▶ _To do_
Look through the material below. Copy each line that contains the string "Заявителя".

▶ _Data provided_
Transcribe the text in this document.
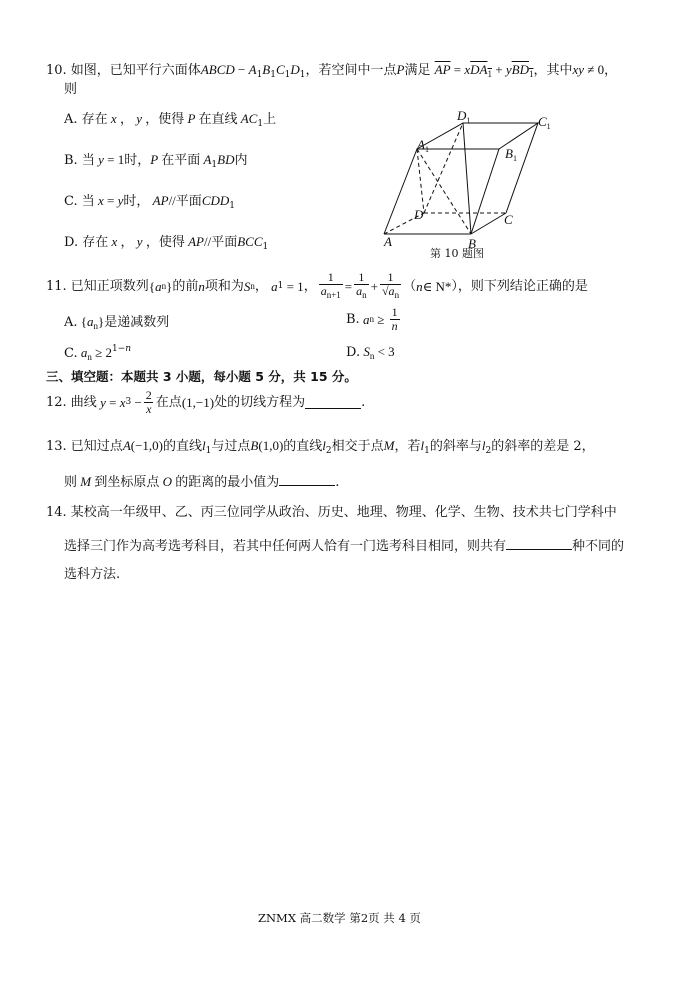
10. 如图，已知平行六面体ABCD − $A_1B_1C_1D_1$，若空间中一点P满足 $\overline{AP} = xDA_1 + yBD_1$，其中xy ≠ 0，
则
A. 存在 x ， y ，使得 P 在直线 $AC_1$上
B. 当 y = 1时，P 在平面 $A_1BD$内
C. 当 x = y时， AP//平面$CDD_1$
D. 存在 x ， y ，使得 AP//平面$BCC_1$
$D_1$	$C_1$
$A_1$	$B_1$
D	C
A	B
第 10 题图
11. 已知正项数列 { a n } 的前 n 项和为 S n ， a 1 = 1 ， $\frac{1}{a_{n+1}} = \frac{1}{a_n} + \frac{1}{√a_n}$ （ n ∈ N* ），则下列结论正确的是
A. $\{a_n\}$是递减数列	B. a $n \ge \frac{1}{n}$
C. $a_n \ge 2^{1-n}$	D. $S_n < 3$
三、填空题：本题共 3 小题，每小题 5 分，共 15 分。
12. 曲线 y = x $3 - \frac{2}{x}$ 在点 (1,−1) 处的切线方程为	.
13. 已知过点A(−1,0)的直线$l_1$与过点B(1,0)的直线$l_2$相交于点M，若$l_1$的斜率与$l_2$的斜率的差是 2，
则 M 到坐标原点 O 的距离的最小值为	.
14. 某校高一年级甲、乙、丙三位同学从政治、历史、地理、物理、化学、生物、技术共七门学科中
选择三门作为高考选考科目，若其中任何两人恰有一门选考科目相同，则共有	种不同的
选科方法.
ZNMX 高二数学 第2页 共 4 页
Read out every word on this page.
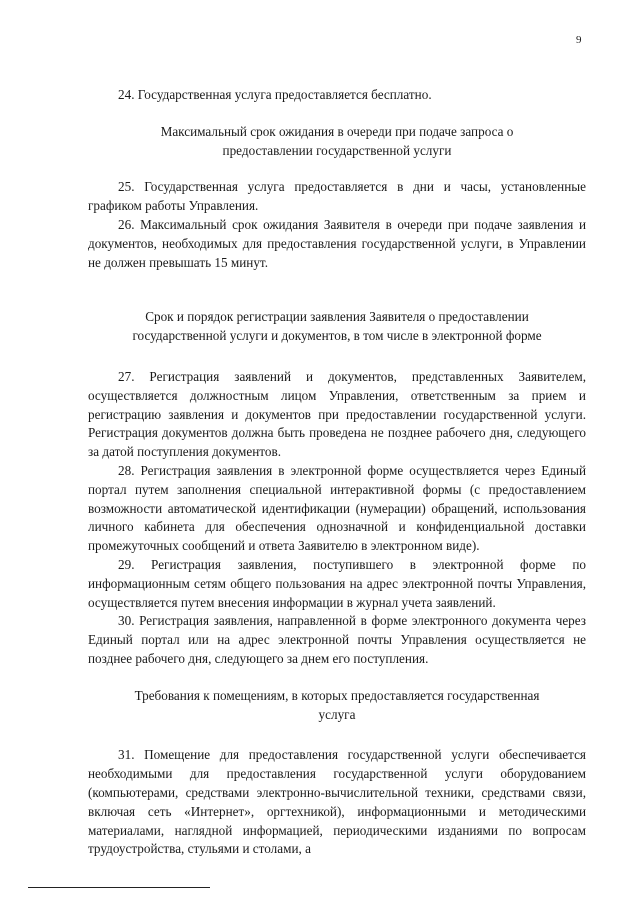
9

24. Государственная услуга предоставляется бесплатно.

Максимальный срок ожидания в очереди при подаче запроса о предоставлении государственной услуги

25. Государственная услуга предоставляется в дни и часы, установленные графиком работы Управления.

26. Максимальный срок ожидания Заявителя в очереди при подаче заявления и документов, необходимых для предоставления государственной услуги, в Управлении не должен превышать 15 минут.

Срок и порядок регистрации заявления Заявителя о предоставлении государственной услуги и документов, в том числе в электронной форме

27. Регистрация заявлений и документов, представленных Заявителем, осуществляется должностным лицом Управления, ответственным за прием и регистрацию заявления и документов при предоставлении государственной услуги. Регистрация документов должна быть проведена не позднее рабочего дня, следующего за датой поступления документов.

28. Регистрация заявления в электронной форме осуществляется через Единый портал путем заполнения специальной интерактивной формы (с предоставлением возможности автоматической идентификации (нумерации) обращений, использования личного кабинета для обеспечения однозначной и конфиденциальной доставки промежуточных сообщений и ответа Заявителю в электронном виде).

29. Регистрация заявления, поступившего в электронной форме по информационным сетям общего пользования на адрес электронной почты Управления, осуществляется путем внесения информации в журнал учета заявлений.

30. Регистрация заявления, направленной в форме электронного документа через Единый портал или на адрес электронной почты Управления осуществляется не позднее рабочего дня, следующего за днем его поступления.

Требования к помещениям, в которых предоставляется государственная услуга

31. Помещение для предоставления государственной услуги обеспечивается необходимыми для предоставления государственной услуги оборудованием (компьютерами, средствами электронно-вычислительной техники, средствами связи, включая сеть «Интернет», оргтехникой), информационными и методическими материалами, наглядной информацией, периодическими изданиями по вопросам трудоустройства, стульями и столами, а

▶ _Written answer_
26. Максимальный срок ожидания Заявителя в очереди при подаче заявления и документов, необходимых для предоставления государственной услуги, в Управлении не должен превышать 15 минут.
Срок и порядок регистрации заявления Заявителя о предоставлении государственной услуги и документов, в том числе в электронной форме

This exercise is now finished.